- _PROBLEM DESCRIPTION_: Look through the records that follow. Copy every line containing the word "climatology".

#### DATA TO PROCESS

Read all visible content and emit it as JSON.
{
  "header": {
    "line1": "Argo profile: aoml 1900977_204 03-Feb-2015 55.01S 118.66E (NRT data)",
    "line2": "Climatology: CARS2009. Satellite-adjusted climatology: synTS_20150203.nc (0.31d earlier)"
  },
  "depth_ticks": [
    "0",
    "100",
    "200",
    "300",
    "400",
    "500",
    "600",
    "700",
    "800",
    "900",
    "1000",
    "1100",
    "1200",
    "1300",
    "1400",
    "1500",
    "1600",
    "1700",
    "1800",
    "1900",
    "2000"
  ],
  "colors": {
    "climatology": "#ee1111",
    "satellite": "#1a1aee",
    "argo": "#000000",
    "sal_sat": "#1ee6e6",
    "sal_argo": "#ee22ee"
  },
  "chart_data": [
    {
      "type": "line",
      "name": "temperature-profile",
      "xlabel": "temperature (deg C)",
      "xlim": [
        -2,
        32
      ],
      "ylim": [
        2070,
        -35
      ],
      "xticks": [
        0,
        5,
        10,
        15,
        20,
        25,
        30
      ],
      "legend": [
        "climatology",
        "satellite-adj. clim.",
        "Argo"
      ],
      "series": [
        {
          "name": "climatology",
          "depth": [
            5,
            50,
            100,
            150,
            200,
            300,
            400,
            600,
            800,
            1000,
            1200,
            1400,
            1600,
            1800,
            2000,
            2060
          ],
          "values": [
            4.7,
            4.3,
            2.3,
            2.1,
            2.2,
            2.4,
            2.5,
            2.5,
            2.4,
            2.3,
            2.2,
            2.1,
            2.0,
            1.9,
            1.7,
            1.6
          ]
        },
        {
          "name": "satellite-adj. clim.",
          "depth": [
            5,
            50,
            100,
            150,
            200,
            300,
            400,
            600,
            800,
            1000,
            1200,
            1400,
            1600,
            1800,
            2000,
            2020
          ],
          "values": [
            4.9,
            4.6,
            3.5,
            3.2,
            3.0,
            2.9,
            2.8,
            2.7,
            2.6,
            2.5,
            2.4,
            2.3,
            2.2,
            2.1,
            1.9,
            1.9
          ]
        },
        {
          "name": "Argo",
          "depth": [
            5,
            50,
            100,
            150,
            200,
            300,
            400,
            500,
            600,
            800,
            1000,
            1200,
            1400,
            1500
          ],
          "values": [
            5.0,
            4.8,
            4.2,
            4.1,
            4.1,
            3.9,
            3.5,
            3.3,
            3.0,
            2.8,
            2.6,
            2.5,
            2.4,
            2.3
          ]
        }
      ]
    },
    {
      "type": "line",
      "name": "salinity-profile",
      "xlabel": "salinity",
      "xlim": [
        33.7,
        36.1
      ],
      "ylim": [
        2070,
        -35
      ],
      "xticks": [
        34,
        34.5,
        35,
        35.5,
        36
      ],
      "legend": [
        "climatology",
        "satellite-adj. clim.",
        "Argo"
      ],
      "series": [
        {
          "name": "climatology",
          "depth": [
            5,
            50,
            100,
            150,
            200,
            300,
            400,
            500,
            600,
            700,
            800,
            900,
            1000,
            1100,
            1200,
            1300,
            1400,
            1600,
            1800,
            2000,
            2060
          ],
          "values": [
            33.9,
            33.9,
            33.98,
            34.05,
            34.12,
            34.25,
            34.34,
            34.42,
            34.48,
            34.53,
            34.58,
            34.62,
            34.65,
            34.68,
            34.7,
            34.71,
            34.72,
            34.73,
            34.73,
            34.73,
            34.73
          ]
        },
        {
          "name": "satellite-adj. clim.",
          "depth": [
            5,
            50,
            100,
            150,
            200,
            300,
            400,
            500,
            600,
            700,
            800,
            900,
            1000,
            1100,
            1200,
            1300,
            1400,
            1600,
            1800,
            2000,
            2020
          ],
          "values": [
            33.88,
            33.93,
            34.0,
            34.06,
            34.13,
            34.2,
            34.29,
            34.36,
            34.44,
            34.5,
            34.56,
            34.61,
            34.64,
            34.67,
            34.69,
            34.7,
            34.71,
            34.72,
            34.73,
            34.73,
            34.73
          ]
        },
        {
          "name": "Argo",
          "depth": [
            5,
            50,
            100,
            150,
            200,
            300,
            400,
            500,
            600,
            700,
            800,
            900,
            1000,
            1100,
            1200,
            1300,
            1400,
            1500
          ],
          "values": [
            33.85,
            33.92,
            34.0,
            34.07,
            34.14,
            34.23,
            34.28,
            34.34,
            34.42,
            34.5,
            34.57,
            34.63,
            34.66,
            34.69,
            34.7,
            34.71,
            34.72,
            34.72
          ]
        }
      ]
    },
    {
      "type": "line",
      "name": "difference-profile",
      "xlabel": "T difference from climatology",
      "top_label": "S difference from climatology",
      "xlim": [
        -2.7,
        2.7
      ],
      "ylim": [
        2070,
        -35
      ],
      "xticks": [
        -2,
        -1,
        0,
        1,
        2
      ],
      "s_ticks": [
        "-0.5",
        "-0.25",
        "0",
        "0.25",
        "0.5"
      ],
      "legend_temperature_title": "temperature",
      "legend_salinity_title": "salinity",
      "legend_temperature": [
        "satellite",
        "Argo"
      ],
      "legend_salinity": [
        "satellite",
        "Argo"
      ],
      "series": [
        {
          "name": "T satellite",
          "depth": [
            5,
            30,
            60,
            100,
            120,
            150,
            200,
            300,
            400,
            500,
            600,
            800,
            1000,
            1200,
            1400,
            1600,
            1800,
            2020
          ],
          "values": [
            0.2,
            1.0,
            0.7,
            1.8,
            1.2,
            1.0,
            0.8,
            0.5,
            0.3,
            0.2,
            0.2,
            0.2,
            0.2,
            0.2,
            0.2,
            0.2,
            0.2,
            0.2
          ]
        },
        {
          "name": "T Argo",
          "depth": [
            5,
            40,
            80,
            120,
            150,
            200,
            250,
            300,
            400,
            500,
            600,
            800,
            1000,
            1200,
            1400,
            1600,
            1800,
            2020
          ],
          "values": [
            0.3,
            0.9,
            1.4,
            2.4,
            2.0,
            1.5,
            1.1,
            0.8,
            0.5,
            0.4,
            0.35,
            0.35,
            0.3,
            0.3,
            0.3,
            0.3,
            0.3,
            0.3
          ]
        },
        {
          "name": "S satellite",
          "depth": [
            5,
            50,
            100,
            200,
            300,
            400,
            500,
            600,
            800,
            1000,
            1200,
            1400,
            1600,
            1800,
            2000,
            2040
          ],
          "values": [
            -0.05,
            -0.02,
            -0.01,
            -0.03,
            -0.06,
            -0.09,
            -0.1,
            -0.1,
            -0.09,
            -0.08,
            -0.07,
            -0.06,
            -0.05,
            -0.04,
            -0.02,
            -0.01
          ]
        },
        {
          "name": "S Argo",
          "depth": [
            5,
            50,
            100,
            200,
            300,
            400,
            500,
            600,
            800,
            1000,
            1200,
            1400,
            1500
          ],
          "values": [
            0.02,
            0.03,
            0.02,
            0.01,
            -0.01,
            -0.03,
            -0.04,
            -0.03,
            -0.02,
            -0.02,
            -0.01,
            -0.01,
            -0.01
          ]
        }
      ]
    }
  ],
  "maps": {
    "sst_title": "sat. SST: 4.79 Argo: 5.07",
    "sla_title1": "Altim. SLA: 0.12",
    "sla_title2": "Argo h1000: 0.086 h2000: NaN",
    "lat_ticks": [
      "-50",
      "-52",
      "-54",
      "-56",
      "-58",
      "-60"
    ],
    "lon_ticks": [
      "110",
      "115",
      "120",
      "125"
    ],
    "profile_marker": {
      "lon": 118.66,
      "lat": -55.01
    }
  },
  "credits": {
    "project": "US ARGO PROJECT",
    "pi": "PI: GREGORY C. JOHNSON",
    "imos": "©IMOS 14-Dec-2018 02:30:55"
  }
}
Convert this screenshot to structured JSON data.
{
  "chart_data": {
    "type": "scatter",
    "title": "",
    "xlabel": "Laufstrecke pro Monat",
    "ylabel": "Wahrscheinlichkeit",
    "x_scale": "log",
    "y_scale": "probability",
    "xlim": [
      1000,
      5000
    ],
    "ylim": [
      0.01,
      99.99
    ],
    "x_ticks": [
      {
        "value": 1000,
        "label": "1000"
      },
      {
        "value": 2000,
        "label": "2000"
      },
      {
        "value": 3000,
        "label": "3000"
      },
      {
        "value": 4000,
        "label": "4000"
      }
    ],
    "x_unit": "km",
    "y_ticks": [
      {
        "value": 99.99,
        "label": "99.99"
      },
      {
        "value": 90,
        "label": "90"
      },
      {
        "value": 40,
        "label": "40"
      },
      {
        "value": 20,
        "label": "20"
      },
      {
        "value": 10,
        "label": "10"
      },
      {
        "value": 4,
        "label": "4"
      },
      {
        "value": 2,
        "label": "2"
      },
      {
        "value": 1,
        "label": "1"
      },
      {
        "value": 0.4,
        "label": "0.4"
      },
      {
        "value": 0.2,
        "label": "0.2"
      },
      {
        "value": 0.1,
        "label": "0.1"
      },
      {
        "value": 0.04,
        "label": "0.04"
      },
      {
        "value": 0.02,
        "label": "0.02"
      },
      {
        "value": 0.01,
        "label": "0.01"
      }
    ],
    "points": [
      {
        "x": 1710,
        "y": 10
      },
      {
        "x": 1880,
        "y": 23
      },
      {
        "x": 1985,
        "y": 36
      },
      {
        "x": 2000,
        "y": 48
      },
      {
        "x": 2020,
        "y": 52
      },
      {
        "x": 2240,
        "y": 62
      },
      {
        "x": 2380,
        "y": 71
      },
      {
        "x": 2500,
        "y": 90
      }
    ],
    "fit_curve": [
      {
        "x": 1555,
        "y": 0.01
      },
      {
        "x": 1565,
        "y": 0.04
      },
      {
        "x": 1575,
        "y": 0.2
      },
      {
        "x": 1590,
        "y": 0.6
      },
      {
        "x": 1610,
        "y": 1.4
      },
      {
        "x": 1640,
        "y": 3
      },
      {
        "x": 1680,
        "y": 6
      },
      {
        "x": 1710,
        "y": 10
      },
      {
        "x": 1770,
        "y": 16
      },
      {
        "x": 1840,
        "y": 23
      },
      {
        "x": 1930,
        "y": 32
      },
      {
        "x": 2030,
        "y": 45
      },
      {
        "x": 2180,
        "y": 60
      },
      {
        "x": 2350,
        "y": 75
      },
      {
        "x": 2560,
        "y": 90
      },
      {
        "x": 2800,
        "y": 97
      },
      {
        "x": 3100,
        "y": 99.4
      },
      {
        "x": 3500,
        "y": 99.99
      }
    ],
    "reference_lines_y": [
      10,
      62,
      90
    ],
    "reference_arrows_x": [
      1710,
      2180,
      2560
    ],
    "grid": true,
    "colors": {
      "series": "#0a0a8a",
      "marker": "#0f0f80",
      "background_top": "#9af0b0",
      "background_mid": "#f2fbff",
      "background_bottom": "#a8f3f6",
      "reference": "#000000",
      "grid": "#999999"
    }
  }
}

########

- _THE OUTPUT_:
    "line2": "Climatology: CARS2009. Satellite-adjusted climatology: synTS_20150203.nc (0.31d earlier)"
    "climatology": "#ee1111",
        "climatology",
          "name": "climatology",
        "climatology",
          "name": "climatology",
      "xlabel": "T difference from climatology",
      "top_label": "S difference from climatology",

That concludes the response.